**Exercise details:** Omit the pictures from the entries below and retype everything else exactly.
═════ Raw records ═════
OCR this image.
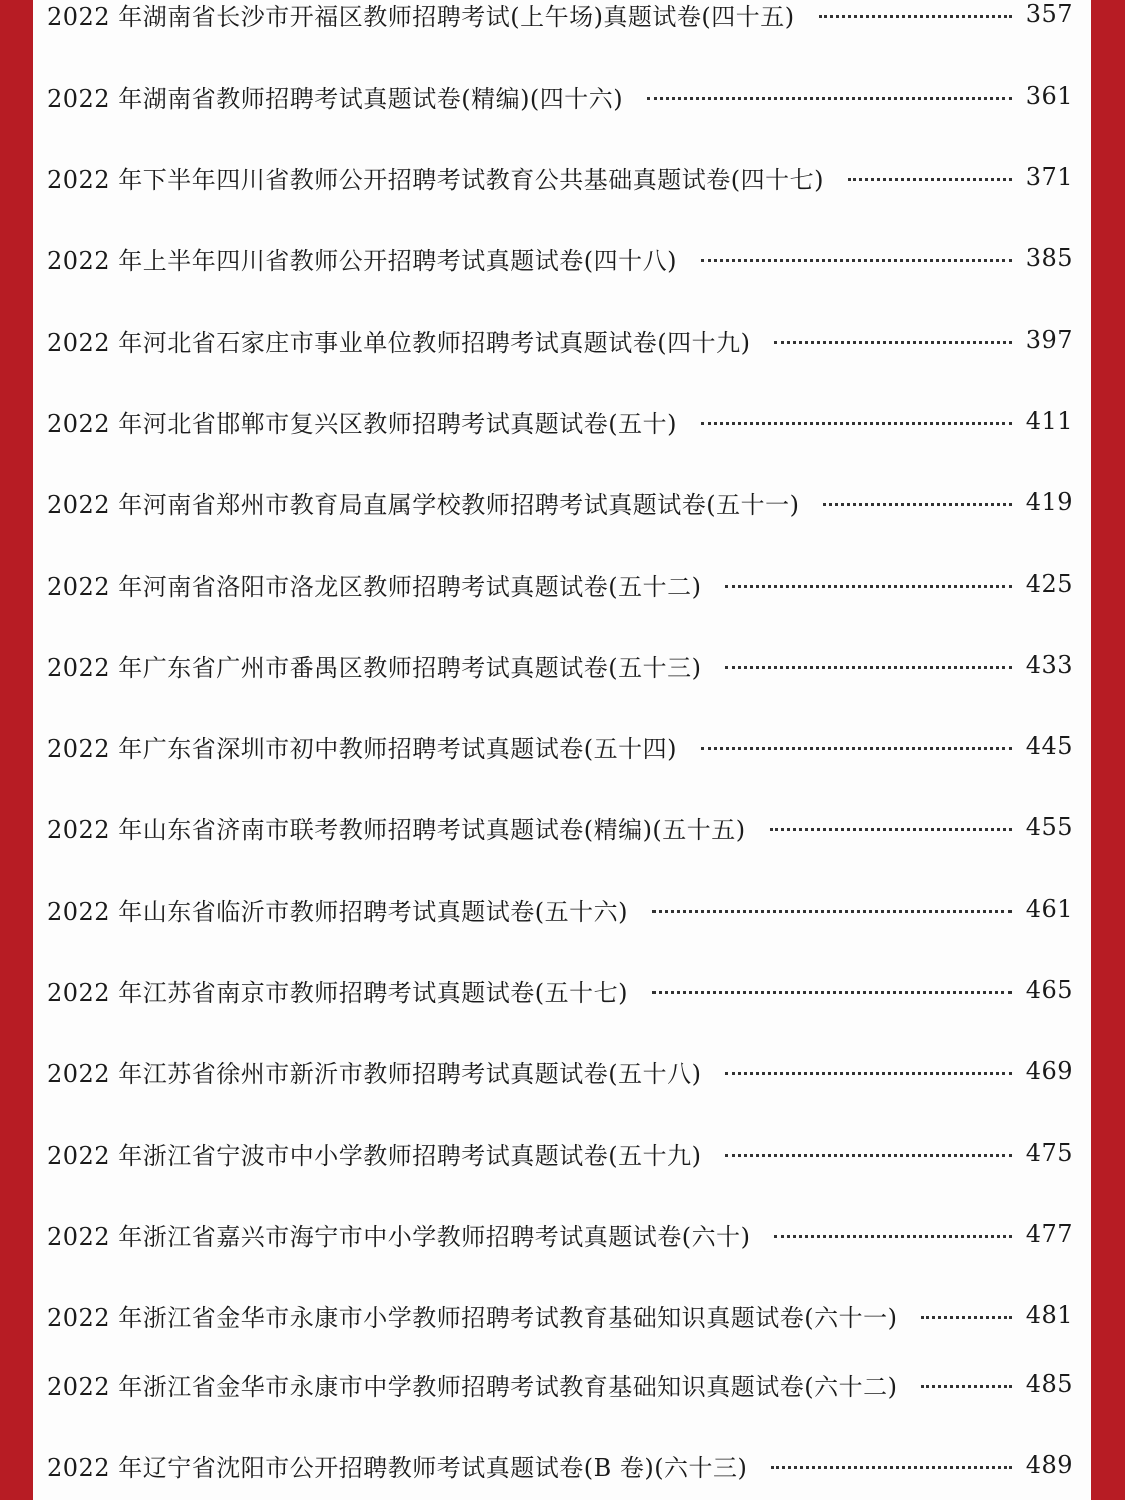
2022 年湖南省长沙市开福区教师招聘考试(上午场)真题试卷(四十五)	357
2022 年湖南省教师招聘考试真题试卷(精编)(四十六)	361
2022 年下半年四川省教师公开招聘考试教育公共基础真题试卷(四十七)	371
2022 年上半年四川省教师公开招聘考试真题试卷(四十八)	385
2022 年河北省石家庄市事业单位教师招聘考试真题试卷(四十九)	397
2022 年河北省邯郸市复兴区教师招聘考试真题试卷(五十)	411
2022 年河南省郑州市教育局直属学校教师招聘考试真题试卷(五十一)	419
2022 年河南省洛阳市洛龙区教师招聘考试真题试卷(五十二)	425
2022 年广东省广州市番禺区教师招聘考试真题试卷(五十三)	433
2022 年广东省深圳市初中教师招聘考试真题试卷(五十四)	445
2022 年山东省济南市联考教师招聘考试真题试卷(精编)(五十五)	455
2022 年山东省临沂市教师招聘考试真题试卷(五十六)	461
2022 年江苏省南京市教师招聘考试真题试卷(五十七)	465
2022 年江苏省徐州市新沂市教师招聘考试真题试卷(五十八)	469
2022 年浙江省宁波市中小学教师招聘考试真题试卷(五十九)	475
2022 年浙江省嘉兴市海宁市中小学教师招聘考试真题试卷(六十)	477
2022 年浙江省金华市永康市小学教师招聘考试教育基础知识真题试卷(六十一)	481
2022 年浙江省金华市永康市中学教师招聘考试教育基础知识真题试卷(六十二)	485
2022 年辽宁省沈阳市公开招聘教师考试真题试卷(B 卷)(六十三)	489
═════
**Exercise result:**
OCR this image.
2022 年湖南省长沙市开福区教师招聘考试(上午场)真题试卷(四十五)	357
2022 年湖南省教师招聘考试真题试卷(精编)(四十六)	361
2022 年下半年四川省教师公开招聘考试教育公共基础真题试卷(四十七)	371
2022 年上半年四川省教师公开招聘考试真题试卷(四十八)	385
2022 年河北省石家庄市事业单位教师招聘考试真题试卷(四十九)	397
2022 年河北省邯郸市复兴区教师招聘考试真题试卷(五十)	411
2022 年河南省郑州市教育局直属学校教师招聘考试真题试卷(五十一)	419
2022 年河南省洛阳市洛龙区教师招聘考试真题试卷(五十二)	425
2022 年广东省广州市番禺区教师招聘考试真题试卷(五十三)	433
2022 年广东省深圳市初中教师招聘考试真题试卷(五十四)	445
2022 年山东省济南市联考教师招聘考试真题试卷(精编)(五十五)	455
2022 年山东省临沂市教师招聘考试真题试卷(五十六)	461
2022 年江苏省南京市教师招聘考试真题试卷(五十七)	465
2022 年江苏省徐州市新沂市教师招聘考试真题试卷(五十八)	469
2022 年浙江省宁波市中小学教师招聘考试真题试卷(五十九)	475
2022 年浙江省嘉兴市海宁市中小学教师招聘考试真题试卷(六十)	477
2022 年浙江省金华市永康市小学教师招聘考试教育基础知识真题试卷(六十一)	481
2022 年浙江省金华市永康市中学教师招聘考试教育基础知识真题试卷(六十二)	485
2022 年辽宁省沈阳市公开招聘教师考试真题试卷(B 卷)(六十三)	489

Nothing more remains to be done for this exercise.